= The request =
Give only the number of lines in the listing below where the string "Josep" occurs.

+++ Data supplied +++

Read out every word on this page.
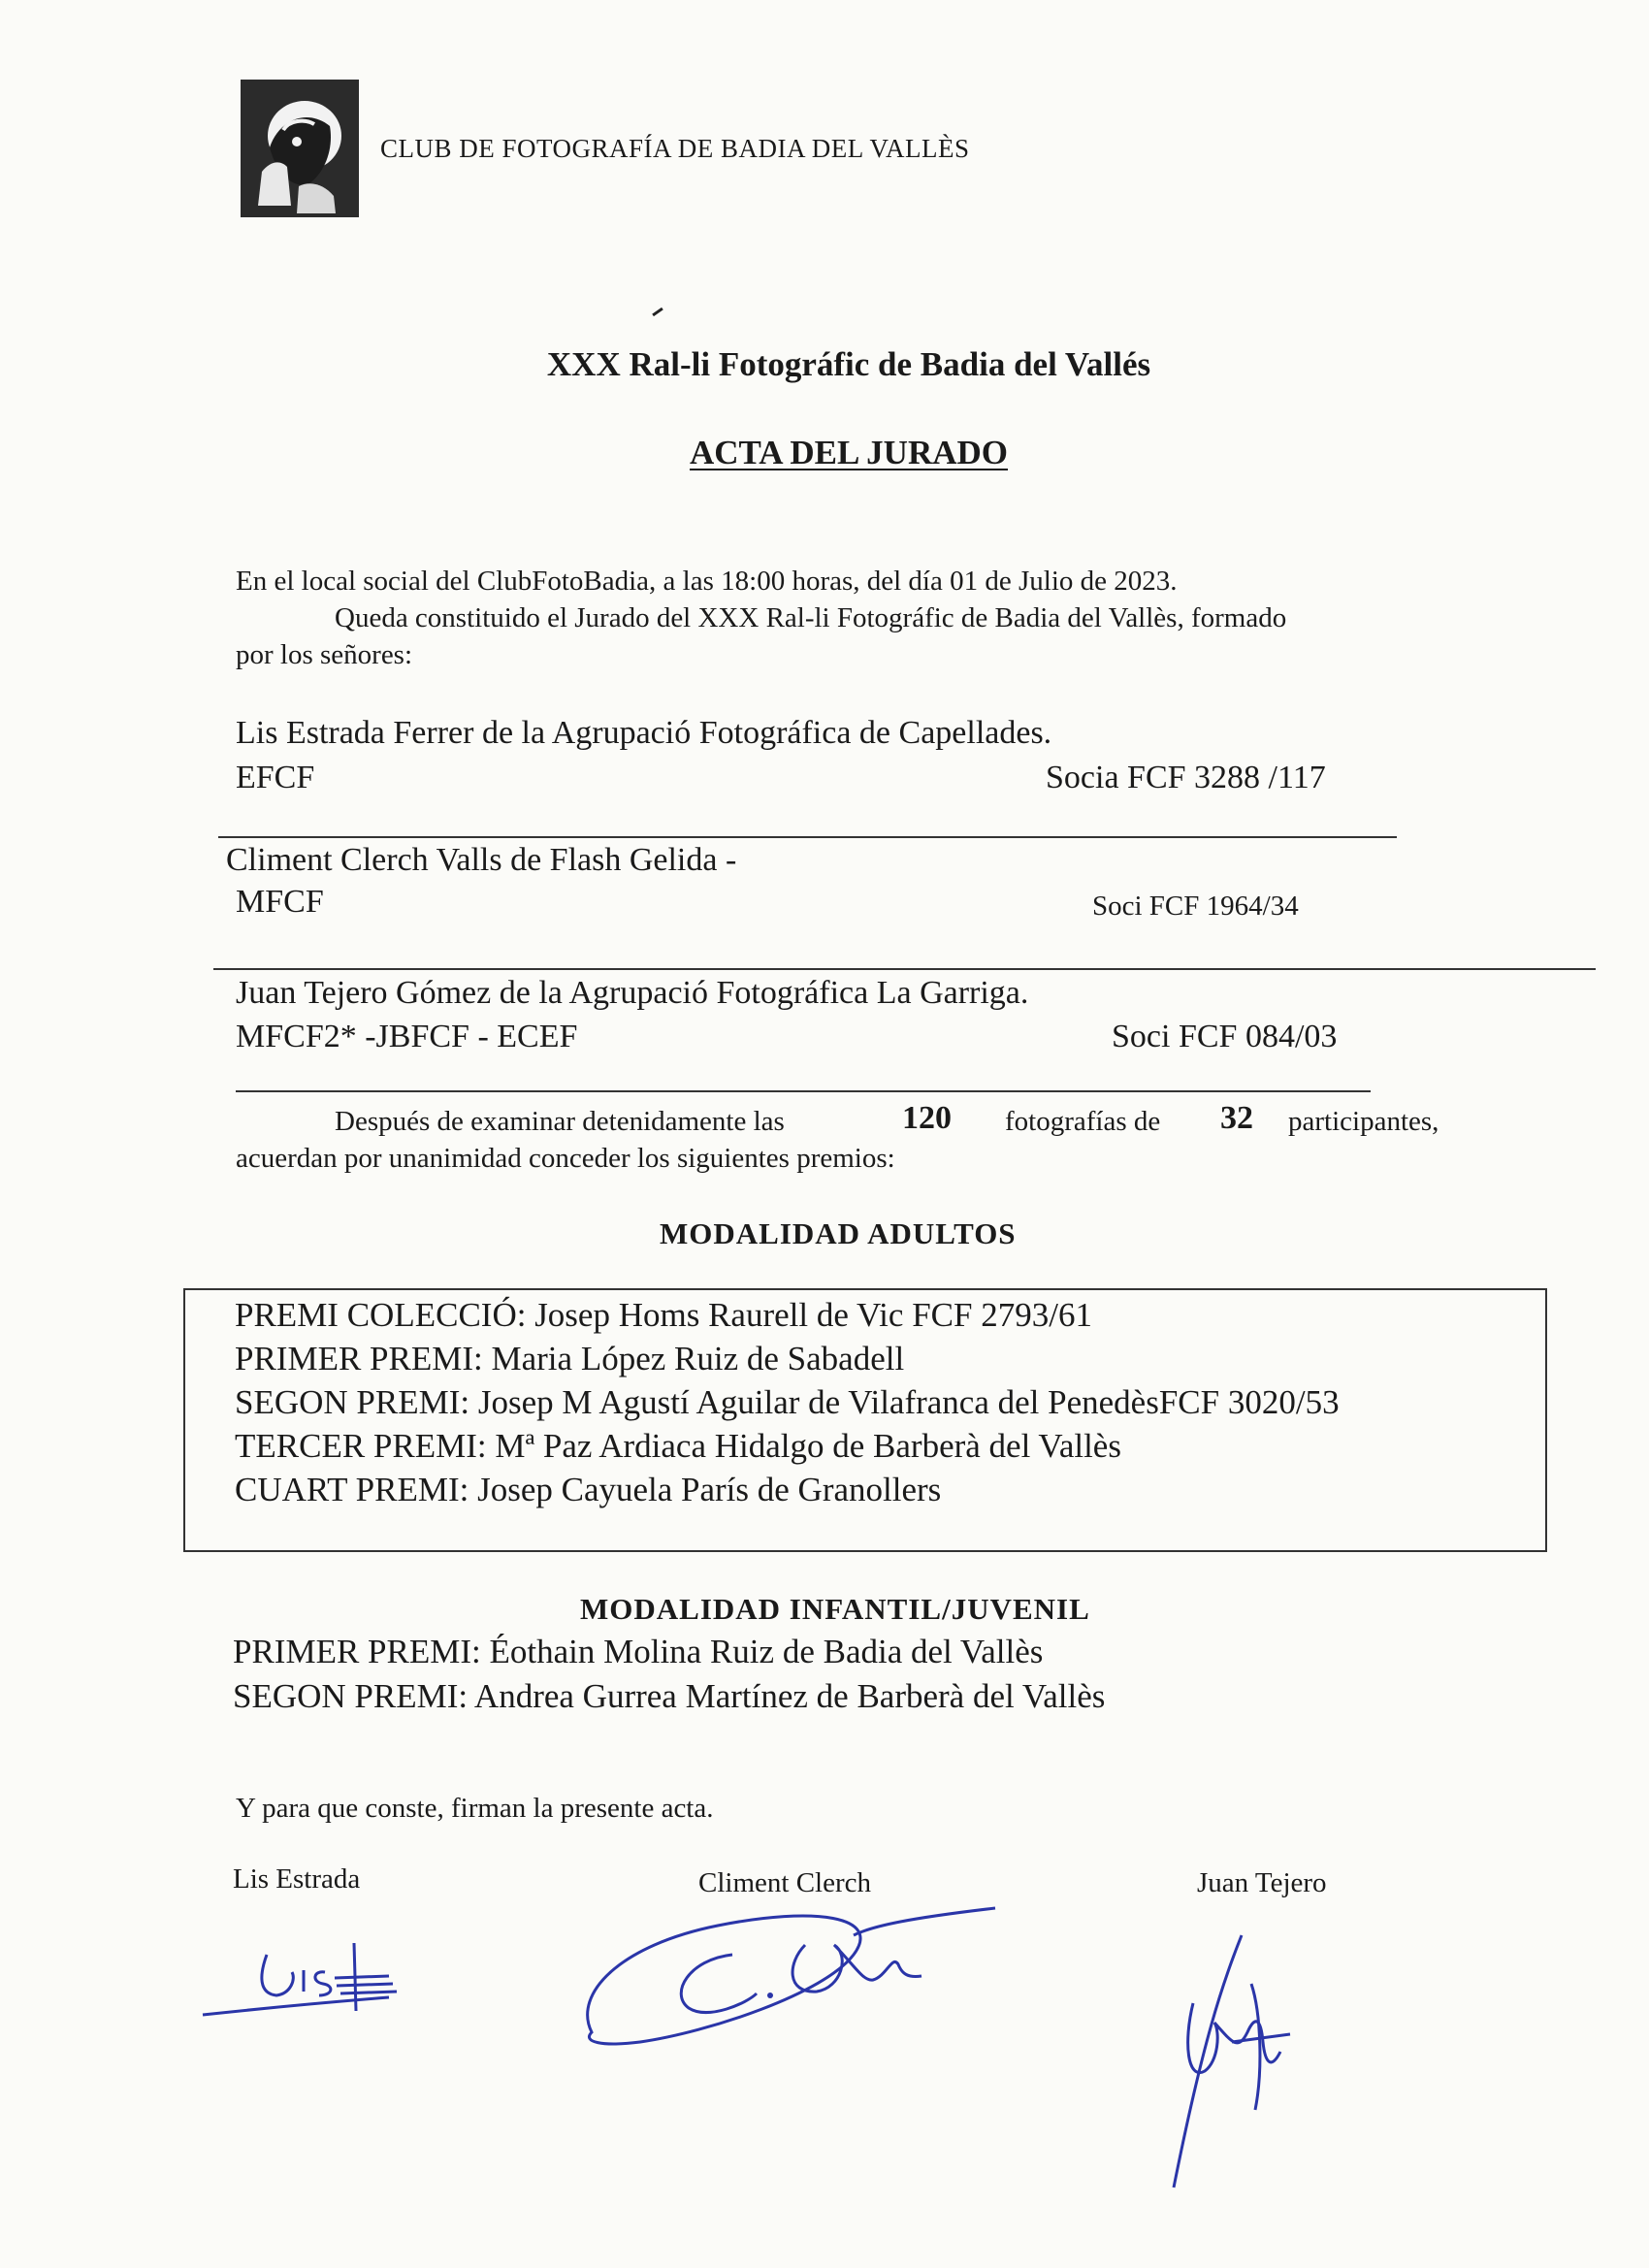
CLUB DE FOTOGRAFÍA DE BADIA DEL VALLÈS
XXX Ral-li Fotográfic de Badia del Vallés
ACTA DEL JURADO
En el local social del ClubFotoBadia, a las 18:00 horas, del día 01 de Julio de 2023.
Queda constituido el Jurado del XXX Ral-li Fotográfic de Badia del Vallès, formado
por los señores:
Lis Estrada Ferrer de la Agrupació Fotográfica de Capellades.
EFCF	Socia FCF 3288 /117
Climent Clerch Valls de Flash Gelida -
MFCF	Soci FCF 1964/34
Juan Tejero Gómez de la Agrupació Fotográfica La Garriga.
MFCF2* -JBFCF - ECEF	Soci FCF 084/03
Después de examinar detenidamente las	120 fotografías de 32 participantes,
acuerdan por unanimidad conceder los siguientes premios:
MODALIDAD ADULTOS
PREMI COLECCIÓ: Josep Homs Raurell de Vic FCF 2793/61
PRIMER PREMI: Maria López Ruiz de Sabadell
SEGON PREMI: Josep M Agustí Aguilar de Vilafranca del PenedèsFCF 3020/53
TERCER PREMI: Mª Paz Ardiaca Hidalgo de Barberà del Vallès
CUART PREMI: Josep Cayuela París de Granollers
MODALIDAD INFANTIL/JUVENIL
PRIMER PREMI: Éothain Molina Ruiz de Badia del Vallès
SEGON PREMI: Andrea Gurrea Martínez de Barberà del Vallès
Y para que conste, firman la presente acta.
Lis Estrada	Climent Clerch	Juan Tejero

+++

= Exercise response =
3